## What the exercise asks:
Produce the listing below again, exactly as shown.

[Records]
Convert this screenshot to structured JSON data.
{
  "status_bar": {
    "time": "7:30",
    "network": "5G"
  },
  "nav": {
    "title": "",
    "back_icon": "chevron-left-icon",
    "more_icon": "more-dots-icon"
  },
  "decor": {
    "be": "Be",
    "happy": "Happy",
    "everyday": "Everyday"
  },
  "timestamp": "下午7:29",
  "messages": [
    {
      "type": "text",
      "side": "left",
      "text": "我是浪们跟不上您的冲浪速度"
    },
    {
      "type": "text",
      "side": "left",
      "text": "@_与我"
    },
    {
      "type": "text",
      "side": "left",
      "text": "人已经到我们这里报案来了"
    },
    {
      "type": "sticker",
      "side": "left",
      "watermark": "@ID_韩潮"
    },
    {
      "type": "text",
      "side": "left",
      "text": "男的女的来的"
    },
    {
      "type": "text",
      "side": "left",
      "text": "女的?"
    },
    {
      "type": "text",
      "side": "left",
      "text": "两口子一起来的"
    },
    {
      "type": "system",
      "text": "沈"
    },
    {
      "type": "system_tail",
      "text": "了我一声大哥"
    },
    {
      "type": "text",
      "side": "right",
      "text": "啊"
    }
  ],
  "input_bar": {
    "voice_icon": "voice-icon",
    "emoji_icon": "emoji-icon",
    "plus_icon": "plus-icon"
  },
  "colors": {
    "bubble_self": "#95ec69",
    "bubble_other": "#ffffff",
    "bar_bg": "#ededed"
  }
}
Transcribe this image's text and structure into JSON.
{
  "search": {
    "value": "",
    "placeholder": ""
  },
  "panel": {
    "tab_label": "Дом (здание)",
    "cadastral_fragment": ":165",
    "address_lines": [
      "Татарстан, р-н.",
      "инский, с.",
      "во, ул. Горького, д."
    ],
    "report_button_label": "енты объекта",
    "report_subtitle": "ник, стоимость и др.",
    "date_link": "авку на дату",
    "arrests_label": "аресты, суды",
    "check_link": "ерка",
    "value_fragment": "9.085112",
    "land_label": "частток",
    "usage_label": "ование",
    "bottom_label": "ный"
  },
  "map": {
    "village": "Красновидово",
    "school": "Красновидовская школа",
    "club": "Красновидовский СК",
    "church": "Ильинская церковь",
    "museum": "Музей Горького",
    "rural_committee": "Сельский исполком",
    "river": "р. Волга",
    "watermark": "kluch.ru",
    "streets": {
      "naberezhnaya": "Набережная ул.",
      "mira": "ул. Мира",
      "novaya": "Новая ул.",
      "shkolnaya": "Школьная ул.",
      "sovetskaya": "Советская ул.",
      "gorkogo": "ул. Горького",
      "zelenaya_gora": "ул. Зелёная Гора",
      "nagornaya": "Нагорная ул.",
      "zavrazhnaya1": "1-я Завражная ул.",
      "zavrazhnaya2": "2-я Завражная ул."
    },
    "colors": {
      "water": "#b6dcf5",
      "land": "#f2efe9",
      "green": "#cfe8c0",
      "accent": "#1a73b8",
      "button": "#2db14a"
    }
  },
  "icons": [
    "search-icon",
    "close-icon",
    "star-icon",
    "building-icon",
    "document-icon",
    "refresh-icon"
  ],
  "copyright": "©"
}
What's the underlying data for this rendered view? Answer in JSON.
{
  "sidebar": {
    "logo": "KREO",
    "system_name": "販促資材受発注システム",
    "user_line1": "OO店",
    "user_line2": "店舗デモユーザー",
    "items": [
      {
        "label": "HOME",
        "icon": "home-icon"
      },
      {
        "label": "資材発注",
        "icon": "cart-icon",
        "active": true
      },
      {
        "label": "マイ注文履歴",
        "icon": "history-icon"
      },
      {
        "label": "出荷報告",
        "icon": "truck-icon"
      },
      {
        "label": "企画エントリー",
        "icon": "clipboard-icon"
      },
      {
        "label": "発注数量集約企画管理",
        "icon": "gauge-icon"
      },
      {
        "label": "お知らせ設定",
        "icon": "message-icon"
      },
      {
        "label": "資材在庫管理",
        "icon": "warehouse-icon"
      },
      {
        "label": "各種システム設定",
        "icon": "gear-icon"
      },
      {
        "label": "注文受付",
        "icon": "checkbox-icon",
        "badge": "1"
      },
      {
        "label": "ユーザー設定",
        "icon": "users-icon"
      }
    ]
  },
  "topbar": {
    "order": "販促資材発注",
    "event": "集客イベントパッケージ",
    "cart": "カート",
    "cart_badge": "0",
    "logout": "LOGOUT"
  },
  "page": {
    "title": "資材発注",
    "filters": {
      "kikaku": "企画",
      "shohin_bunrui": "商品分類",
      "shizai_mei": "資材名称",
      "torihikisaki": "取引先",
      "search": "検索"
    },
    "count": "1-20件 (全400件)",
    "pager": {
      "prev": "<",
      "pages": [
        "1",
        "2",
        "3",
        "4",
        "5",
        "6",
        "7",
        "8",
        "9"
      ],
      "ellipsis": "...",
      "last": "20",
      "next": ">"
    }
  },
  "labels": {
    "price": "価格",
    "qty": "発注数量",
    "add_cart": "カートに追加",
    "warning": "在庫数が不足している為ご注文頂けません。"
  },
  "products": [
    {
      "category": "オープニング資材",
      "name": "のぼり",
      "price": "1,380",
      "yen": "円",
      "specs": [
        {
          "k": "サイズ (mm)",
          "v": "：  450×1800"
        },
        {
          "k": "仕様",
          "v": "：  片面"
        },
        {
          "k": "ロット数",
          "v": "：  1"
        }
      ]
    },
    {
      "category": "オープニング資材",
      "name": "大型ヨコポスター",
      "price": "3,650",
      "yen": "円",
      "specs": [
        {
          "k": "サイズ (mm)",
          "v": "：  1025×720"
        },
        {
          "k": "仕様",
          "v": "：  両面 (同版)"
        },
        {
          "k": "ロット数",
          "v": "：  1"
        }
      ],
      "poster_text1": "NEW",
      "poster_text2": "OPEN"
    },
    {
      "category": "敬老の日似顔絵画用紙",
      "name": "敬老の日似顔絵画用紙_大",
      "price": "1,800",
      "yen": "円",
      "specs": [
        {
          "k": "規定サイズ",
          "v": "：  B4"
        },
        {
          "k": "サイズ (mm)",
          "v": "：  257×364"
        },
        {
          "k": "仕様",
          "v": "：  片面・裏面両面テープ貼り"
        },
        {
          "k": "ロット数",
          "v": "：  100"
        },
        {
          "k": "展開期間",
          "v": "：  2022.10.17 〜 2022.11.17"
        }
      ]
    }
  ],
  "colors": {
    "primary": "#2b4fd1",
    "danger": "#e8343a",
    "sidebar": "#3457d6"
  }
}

## The response:
Convert this screenshot to structured JSON data.
{
  "status_bar": {
    "time": "7:30",
    "network": "5G"
  },
  "nav": {
    "title": "",
    "back_icon": "chevron-left-icon",
    "more_icon": "more-dots-icon"
  },
  "decor": {
    "be": "Be",
    "happy": "Happy",
    "everyday": "Everyday"
  },
  "timestamp": "下午7:29",
  "messages": [
    {
      "type": "text",
      "side": "left",
      "text": "我是浪们跟不上您的冲浪速度"
    },
    {
      "type": "text",
      "side": "left",
      "text": "@_与我"
    },
    {
      "type": "text",
      "side": "left",
      "text": "人已经到我们这里报案来了"
    },
    {
      "type": "sticker",
      "side": "left",
      "watermark": "@ID_韩潮"
    },
    {
      "type": "text",
      "side": "left",
      "text": "男的女的来的"
    },
    {
      "type": "text",
      "side": "left",
      "text": "女的?"
    },
    {
      "type": "text",
      "side": "left",
      "text": "两口子一起来的"
    },
    {
      "type": "system",
      "text": "沈"
    },
    {
      "type": "system_tail",
      "text": "了我一声大哥"
    },
    {
      "type": "text",
      "side": "right",
      "text": "啊"
    }
  ],
  "input_bar": {
    "voice_icon": "voice-icon",
    "emoji_icon": "emoji-icon",
    "plus_icon": "plus-icon"
  },
  "colors": {
    "bubble_self": "#95ec69",
    "bubble_other": "#ffffff",
    "bar_bg": "#ededed"
  }
}
Transcribe this image's text and structure into JSON.
{
  "search": {
    "value": "",
    "placeholder": ""
  },
  "panel": {
    "tab_label": "Дом (здание)",
    "cadastral_fragment": ":165",
    "address_lines": [
      "Татарстан, р-н.",
      "инский, с.",
      "во, ул. Горького, д."
    ],
    "report_button_label": "енты объекта",
    "report_subtitle": "ник, стоимость и др.",
    "date_link": "авку на дату",
    "arrests_label": "аресты, суды",
    "check_link": "ерка",
    "value_fragment": "9.085112",
    "land_label": "частток",
    "usage_label": "ование",
    "bottom_label": "ный"
  },
  "map": {
    "village": "Красновидово",
    "school": "Красновидовская школа",
    "club": "Красновидовский СК",
    "church": "Ильинская церковь",
    "museum": "Музей Горького",
    "rural_committee": "Сельский исполком",
    "river": "р. Волга",
    "watermark": "kluch.ru",
    "streets": {
      "naberezhnaya": "Набережная ул.",
      "mira": "ул. Мира",
      "novaya": "Новая ул.",
      "shkolnaya": "Школьная ул.",
      "sovetskaya": "Советская ул.",
      "gorkogo": "ул. Горького",
      "zelenaya_gora": "ул. Зелёная Гора",
      "nagornaya": "Нагорная ул.",
      "zavrazhnaya1": "1-я Завражная ул.",
      "zavrazhnaya2": "2-я Завражная ул."
    },
    "colors": {
      "water": "#b6dcf5",
      "land": "#f2efe9",
      "green": "#cfe8c0",
      "accent": "#1a73b8",
      "button": "#2db14a"
    }
  },
  "icons": [
    "search-icon",
    "close-icon",
    "star-icon",
    "building-icon",
    "document-icon",
    "refresh-icon"
  ],
  "copyright": "©"
}
What's the underlying data for this rendered view? Answer in JSON.
{
  "sidebar": {
    "logo": "KREO",
    "system_name": "販促資材受発注システム",
    "user_line1": "OO店",
    "user_line2": "店舗デモユーザー",
    "items": [
      {
        "label": "HOME",
        "icon": "home-icon"
      },
      {
        "label": "資材発注",
        "icon": "cart-icon",
        "active": true
      },
      {
        "label": "マイ注文履歴",
        "icon": "history-icon"
      },
      {
        "label": "出荷報告",
        "icon": "truck-icon"
      },
      {
        "label": "企画エントリー",
        "icon": "clipboard-icon"
      },
      {
        "label": "発注数量集約企画管理",
        "icon": "gauge-icon"
      },
      {
        "label": "お知らせ設定",
        "icon": "message-icon"
      },
      {
        "label": "資材在庫管理",
        "icon": "warehouse-icon"
      },
      {
        "label": "各種システム設定",
        "icon": "gear-icon"
      },
      {
        "label": "注文受付",
        "icon": "checkbox-icon",
        "badge": "1"
      },
      {
        "label": "ユーザー設定",
        "icon": "users-icon"
      }
    ]
  },
  "topbar": {
    "order": "販促資材発注",
    "event": "集客イベントパッケージ",
    "cart": "カート",
    "cart_badge": "0",
    "logout": "LOGOUT"
  },
  "page": {
    "title": "資材発注",
    "filters": {
      "kikaku": "企画",
      "shohin_bunrui": "商品分類",
      "shizai_mei": "資材名称",
      "torihikisaki": "取引先",
      "search": "検索"
    },
    "count": "1-20件 (全400件)",
    "pager": {
      "prev": "<",
      "pages": [
        "1",
        "2",
        "3",
        "4",
        "5",
        "6",
        "7",
        "8",
        "9"
      ],
      "ellipsis": "...",
      "last": "20",
      "next": ">"
    }
  },
  "labels": {
    "price": "価格",
    "qty": "発注数量",
    "add_cart": "カートに追加",
    "warning": "在庫数が不足している為ご注文頂けません。"
  },
  "products": [
    {
      "category": "オープニング資材",
      "name": "のぼり",
      "price": "1,380",
      "yen": "円",
      "specs": [
        {
          "k": "サイズ (mm)",
          "v": "：  450×1800"
        },
        {
          "k": "仕様",
          "v": "：  片面"
        },
        {
          "k": "ロット数",
          "v": "：  1"
        }
      ]
    },
    {
      "category": "オープニング資材",
      "name": "大型ヨコポスター",
      "price": "3,650",
      "yen": "円",
      "specs": [
        {
          "k": "サイズ (mm)",
          "v": "：  1025×720"
        },
        {
          "k": "仕様",
          "v": "：  両面 (同版)"
        },
        {
          "k": "ロット数",
          "v": "：  1"
        }
      ],
      "poster_text1": "NEW",
      "poster_text2": "OPEN"
    },
    {
      "category": "敬老の日似顔絵画用紙",
      "name": "敬老の日似顔絵画用紙_大",
      "price": "1,800",
      "yen": "円",
      "specs": [
        {
          "k": "規定サイズ",
          "v": "：  B4"
        },
        {
          "k": "サイズ (mm)",
          "v": "：  257×364"
        },
        {
          "k": "仕様",
          "v": "：  片面・裏面両面テープ貼り"
        },
        {
          "k": "ロット数",
          "v": "：  100"
        },
        {
          "k": "展開期間",
          "v": "：  2022.10.17 〜 2022.11.17"
        }
      ]
    }
  ],
  "colors": {
    "primary": "#2b4fd1",
    "danger": "#e8343a",
    "sidebar": "#3457d6"
  }
}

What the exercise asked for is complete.